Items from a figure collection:

★ ★ ★ ★

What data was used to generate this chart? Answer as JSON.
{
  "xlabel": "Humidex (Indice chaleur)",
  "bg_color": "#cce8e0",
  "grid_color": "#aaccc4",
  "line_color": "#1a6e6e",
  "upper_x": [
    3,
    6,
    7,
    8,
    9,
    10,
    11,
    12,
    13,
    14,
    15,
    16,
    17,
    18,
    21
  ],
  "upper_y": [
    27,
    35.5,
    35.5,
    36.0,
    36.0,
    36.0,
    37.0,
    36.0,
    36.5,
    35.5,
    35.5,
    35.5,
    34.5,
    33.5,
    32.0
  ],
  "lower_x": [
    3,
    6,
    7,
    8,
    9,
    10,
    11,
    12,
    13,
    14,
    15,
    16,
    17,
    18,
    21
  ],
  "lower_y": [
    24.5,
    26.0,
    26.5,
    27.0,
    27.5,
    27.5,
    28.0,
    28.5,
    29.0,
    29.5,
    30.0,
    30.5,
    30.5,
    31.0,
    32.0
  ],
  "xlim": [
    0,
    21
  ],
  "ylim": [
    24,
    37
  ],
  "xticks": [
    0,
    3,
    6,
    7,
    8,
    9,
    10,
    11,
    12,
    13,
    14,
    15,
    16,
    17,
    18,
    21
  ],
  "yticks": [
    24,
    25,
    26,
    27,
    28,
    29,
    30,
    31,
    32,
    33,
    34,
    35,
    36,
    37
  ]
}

★ ★ ★ ★

▶ [Stated goal] Please reproduce each line exactly as written.

▶ [Solution to the problem]
What data was used to generate this chart? Answer as JSON.
{
  "xlabel": "Humidex (Indice chaleur)",
  "bg_color": "#cce8e0",
  "grid_color": "#aaccc4",
  "line_color": "#1a6e6e",
  "upper_x": [
    3,
    6,
    7,
    8,
    9,
    10,
    11,
    12,
    13,
    14,
    15,
    16,
    17,
    18,
    21
  ],
  "upper_y": [
    27,
    35.5,
    35.5,
    36.0,
    36.0,
    36.0,
    37.0,
    36.0,
    36.5,
    35.5,
    35.5,
    35.5,
    34.5,
    33.5,
    32.0
  ],
  "lower_x": [
    3,
    6,
    7,
    8,
    9,
    10,
    11,
    12,
    13,
    14,
    15,
    16,
    17,
    18,
    21
  ],
  "lower_y": [
    24.5,
    26.0,
    26.5,
    27.0,
    27.5,
    27.5,
    28.0,
    28.5,
    29.0,
    29.5,
    30.0,
    30.5,
    30.5,
    31.0,
    32.0
  ],
  "xlim": [
    0,
    21
  ],
  "ylim": [
    24,
    37
  ],
  "xticks": [
    0,
    3,
    6,
    7,
    8,
    9,
    10,
    11,
    12,
    13,
    14,
    15,
    16,
    17,
    18,
    21
  ],
  "yticks": [
    24,
    25,
    26,
    27,
    28,
    29,
    30,
    31,
    32,
    33,
    34,
    35,
    36,
    37
  ]
}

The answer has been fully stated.